→ **Task brief**
Each record below is to be reproduced without any change.

** start **

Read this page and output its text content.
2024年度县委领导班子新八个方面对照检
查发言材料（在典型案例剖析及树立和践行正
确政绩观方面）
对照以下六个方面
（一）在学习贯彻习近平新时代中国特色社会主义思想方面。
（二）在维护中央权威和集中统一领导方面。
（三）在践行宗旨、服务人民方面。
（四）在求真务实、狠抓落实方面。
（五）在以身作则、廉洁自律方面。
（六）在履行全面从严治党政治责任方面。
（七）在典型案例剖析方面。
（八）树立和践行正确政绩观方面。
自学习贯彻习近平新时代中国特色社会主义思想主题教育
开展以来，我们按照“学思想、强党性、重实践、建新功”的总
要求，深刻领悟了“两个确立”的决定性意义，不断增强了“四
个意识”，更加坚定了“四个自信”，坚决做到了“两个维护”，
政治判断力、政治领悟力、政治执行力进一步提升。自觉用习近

** end **

→ **Correct result**
Read this page and output its text content.
2024年度县委领导班子新八个方面对照检
查发言材料（在典型案例剖析及树立和践行正
确政绩观方面）
对照以下六个方面
（一）在学习贯彻习近平新时代中国特色社会主义思想方面。
（二）在维护中央权威和集中统一领导方面。
（三）在践行宗旨、服务人民方面。
（四）在求真务实、狠抓落实方面。
（五）在以身作则、廉洁自律方面。
（六）在履行全面从严治党政治责任方面。
（七）在典型案例剖析方面。
（八）树立和践行正确政绩观方面。
自学习贯彻习近平新时代中国特色社会主义思想主题教育
开展以来，我们按照“学思想、强党性、重实践、建新功”的总
要求，深刻领悟了“两个确立”的决定性意义，不断增强了“四
个意识”，更加坚定了“四个自信”，坚决做到了“两个维护”，
政治判断力、政治领悟力、政治执行力进一步提升。自觉用习近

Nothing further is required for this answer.